TRECHO DO DOCUMENTO:
Chegando lá comunicou a eles que deveriam
trabalhar ali mesmo, pois não poderiam avançar
para além do posto.
Ronildo Carton, filho de Luiz,
baleado no confronto, conseguiu escapar fingindo-se
de morto. Abaixo, seu depoimento:
"Os garimpeiros pediram para
meu pai deixá-los no garimpo do Uraricoera,
negociando em dinheiro. Ele concordou para levá-los
até o local. Levaram dez dias para chegar
até na região Uraricoera. Chegando
no Uraricoera ele disse para eles: “Daqui vai ser
mais três mil reais, em dinheiro”. Assim começou
a discussão entre eles. Meu pai se negou
a fazer o transporte. Ele disse para eles: “Agora
aqui vocês vão trabalhar, porque daqui
não posso levar vocês”. O desejo dos
garimpeiros era chegar a Mucuim, um local onde já
garimparam antigamente, que fica acima da comunidade
Waikás.
Continuou a discussão.
"Acelerado", um dos garimpeiros, disse
para ele: “Se eu tivesse sozinho eu já teria
matado você agora mesmo”. No final da tarde
queríamos visitar a comunidade Uraricoera
e o posto da Funai, mas “Acelerado” segurou a corda
da canoa, dizendo para não irmos. Não
teve acordo entre eles. Na manhã seguinte
decidiram voltar, dormiram uma noite. Chegaram ao
Porto do Arame. Os garimpeiros ficaram no porto
principal e nós fomos para um acampamento
perto da nossa maloca que fica a 30 minutos de motor
do Porto do Arame. Nessa hora meu pai, Luiz Vicente,
pediu 50 litros de gasolina para voltar. "Acelerado"
negou.
Na manhã seguinte eu e
meu pai estávamos conversando, perguntando
se está bem de saúde. Era seis horas
da manhã. Nessa hora ouvimos o barulho do
motor. Levantamos da rede e vimos três garimpeiros
chegando. Chegaram dizendo: "Bom dia"!
Em seguida eles obrigaram eu e meu pai a sentar
no chão. Meu pai não queria. Pediu
para eles ficarem calmos, mas não adiantou.
Deram o tiro na testa dele. Em seguida, atiraram
em mim também. Fui acertado com um tiro da
mesma espingarda, só que no ombro. Os tiros
foram disparados por "Acelerado" a mando
de Daniel.
Depois do tiroteio, o corpo do
meu pai foi colocado na nossa canoa e lá
me colocaram também. Fingi que estava morto.
Os garimpeiros disseram: "Vamos jogar os corpos
dentro da água com pé de bomba amarrado
neles". Fomos colocados dentro de uma canoa.

TAREFA A REALIZAR: Dê continuidade ao depoimento acima sobre o ataque dos garimpeiros perto do Porto do Arame, começando logo depois da última frase apresentada.

DADOS:

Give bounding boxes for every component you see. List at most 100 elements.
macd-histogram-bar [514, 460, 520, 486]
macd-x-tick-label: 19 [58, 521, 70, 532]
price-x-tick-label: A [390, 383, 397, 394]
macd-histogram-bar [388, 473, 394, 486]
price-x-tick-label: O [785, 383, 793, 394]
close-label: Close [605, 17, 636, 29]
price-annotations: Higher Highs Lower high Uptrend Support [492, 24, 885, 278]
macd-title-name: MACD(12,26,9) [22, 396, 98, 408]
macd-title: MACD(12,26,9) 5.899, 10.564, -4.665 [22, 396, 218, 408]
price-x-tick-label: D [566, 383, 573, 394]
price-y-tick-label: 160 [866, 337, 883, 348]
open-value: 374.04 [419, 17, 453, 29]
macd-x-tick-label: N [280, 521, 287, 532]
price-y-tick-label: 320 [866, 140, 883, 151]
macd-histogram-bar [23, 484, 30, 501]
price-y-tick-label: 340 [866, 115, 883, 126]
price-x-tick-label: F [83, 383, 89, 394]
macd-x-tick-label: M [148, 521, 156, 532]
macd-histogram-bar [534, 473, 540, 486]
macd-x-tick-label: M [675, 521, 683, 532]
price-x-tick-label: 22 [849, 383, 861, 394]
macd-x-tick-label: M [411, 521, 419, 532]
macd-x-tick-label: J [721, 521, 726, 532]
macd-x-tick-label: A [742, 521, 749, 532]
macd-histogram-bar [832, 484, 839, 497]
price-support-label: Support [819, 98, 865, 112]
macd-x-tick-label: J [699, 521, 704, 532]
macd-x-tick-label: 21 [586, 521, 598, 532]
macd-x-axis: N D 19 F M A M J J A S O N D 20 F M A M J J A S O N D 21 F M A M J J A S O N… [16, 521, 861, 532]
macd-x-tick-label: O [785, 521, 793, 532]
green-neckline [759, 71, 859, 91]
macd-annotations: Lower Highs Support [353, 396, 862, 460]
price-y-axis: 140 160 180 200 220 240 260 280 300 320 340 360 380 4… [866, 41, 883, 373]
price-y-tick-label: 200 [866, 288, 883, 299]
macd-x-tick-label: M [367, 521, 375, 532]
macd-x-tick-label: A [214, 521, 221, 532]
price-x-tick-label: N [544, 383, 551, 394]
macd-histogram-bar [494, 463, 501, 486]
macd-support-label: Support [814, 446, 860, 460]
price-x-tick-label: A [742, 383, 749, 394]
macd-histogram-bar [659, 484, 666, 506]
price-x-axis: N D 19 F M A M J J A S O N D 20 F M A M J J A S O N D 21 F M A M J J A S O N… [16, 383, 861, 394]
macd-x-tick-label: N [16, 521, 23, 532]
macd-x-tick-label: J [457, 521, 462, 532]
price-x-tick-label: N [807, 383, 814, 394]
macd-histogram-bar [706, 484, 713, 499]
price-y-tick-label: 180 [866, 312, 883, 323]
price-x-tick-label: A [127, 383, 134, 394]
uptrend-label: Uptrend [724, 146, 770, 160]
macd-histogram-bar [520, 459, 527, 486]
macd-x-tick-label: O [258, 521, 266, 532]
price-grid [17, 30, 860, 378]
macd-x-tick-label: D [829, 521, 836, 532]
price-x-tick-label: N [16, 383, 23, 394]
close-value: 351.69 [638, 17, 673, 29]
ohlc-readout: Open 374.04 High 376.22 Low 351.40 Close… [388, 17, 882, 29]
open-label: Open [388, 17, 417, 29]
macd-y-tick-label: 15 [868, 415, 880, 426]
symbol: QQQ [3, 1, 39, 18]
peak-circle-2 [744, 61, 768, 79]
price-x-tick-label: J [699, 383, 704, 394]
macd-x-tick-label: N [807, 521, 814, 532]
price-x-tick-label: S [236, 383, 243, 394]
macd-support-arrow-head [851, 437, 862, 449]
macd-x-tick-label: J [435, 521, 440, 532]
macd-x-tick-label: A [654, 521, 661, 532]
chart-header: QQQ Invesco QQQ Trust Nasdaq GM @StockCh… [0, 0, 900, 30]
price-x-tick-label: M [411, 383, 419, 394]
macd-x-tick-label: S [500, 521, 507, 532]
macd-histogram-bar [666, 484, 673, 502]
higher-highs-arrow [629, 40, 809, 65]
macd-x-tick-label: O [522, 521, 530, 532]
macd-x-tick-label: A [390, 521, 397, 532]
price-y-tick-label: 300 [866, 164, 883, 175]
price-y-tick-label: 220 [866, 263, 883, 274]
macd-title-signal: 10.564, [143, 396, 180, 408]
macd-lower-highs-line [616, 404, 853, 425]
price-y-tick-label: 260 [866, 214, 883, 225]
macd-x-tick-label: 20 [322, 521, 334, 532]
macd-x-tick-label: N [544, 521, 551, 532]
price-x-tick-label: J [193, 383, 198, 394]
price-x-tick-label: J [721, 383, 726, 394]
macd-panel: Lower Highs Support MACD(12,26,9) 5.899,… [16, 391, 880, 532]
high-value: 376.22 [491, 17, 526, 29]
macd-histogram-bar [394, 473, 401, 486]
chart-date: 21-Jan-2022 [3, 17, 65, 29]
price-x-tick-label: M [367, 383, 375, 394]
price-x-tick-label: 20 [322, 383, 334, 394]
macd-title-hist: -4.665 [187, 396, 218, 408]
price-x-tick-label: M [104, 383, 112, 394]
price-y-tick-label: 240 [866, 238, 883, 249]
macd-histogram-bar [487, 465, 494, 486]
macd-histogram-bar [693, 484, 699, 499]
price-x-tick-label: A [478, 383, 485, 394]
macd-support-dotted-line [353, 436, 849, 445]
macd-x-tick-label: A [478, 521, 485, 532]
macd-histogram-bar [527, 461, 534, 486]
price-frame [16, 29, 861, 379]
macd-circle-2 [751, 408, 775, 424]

A RESPOSTA:
Quando eu estava dentro da canoa os garimpeiros
estavam passando por cima. Eu estava embrulhado
em minha rede, por isso os garimpeiros não
perceberam minha respiração. Seguiram
ao rumo Cachoeira do Tucano, pelo rio Uraricoera.
Chegando perto da Cachoeira do
Tucano, como o rio é de difícil acesso,
os garimpeiros não conhecem, tinham dificuldade
de passar. Decidiram ir no barco menor, que era
deles, deixando a gente na nossa canoa grande. Levantei
e vi que eles estavam indo. Fiquei mais ou menos
3 minutos em pé. Vi um galão com beiju
dentro. Me joguei dentro da água, atravessei
três ilhas grandes, nadando. Como já
sabia que ia morrer não tive medo. Quando
estava na última ilha ouvi o barulho dos
dois motores. Vi que estava sendo perseguido. De
novo cai dentro da água. Me escondi na mata
após sair do rio. Mas não cheguei
a ver eles, só ouvi o barulho do motor. Quando
eu estava no meio do caminho, numa montanha, consegui
ver que os garimpeiros estavam voltando.
Fui até a minha casa para
pegar a minha lanterna. Passei pelo local onde atiraram
em mim e no meu pai e vi que eles tinham lavado
o nosso sangue do chão. Peguei a canoa que
estava guardada, consegui colocar dentro da água.
Desci o rio e enfrentei mais três cachoeiras.
Cheguei na boca do rio Arame, subi um pouco, lá
escondi a canoa. Depois segui o caminho que chega
ao porto principal. Naquela hora ouvi a conversa
dos três garimpeiros. Peguei o caminho dos
Yanomami, que acompanha a estrada. Um caminho que
os garimpeiros não conhecem.
Cheguei à primeira fazenda,
procurei ajuda de um conhecido. Ele disse que podia
me levar de cavalo, mas não ia adiantar porque
o meu ombro estava machucado e doía muito.
Sai daquela fazenda seguindo a estrada e cheguei
na segunda fazenda. O morador ficou assustado, viu
que eu estava sofrendo. Ele queria me socorrer,
mas não tinha gasolina. Então fui
na terceira fazenda, o dono me socorreu. Ele tinha
moto e combustível. Ele me levou até
na Vila do Paredão, de lá ele chamou
a ambulância de Alto Alegre que me levou até
Boa Vista".
Os garimpeiros que assassinaram
Luiz Vicente e feriram Ronildo se entregaram uma
semana depois, após cerco da Polícia
Federal, e alegaram legítima defesa. Estão
presos em Boa Vista.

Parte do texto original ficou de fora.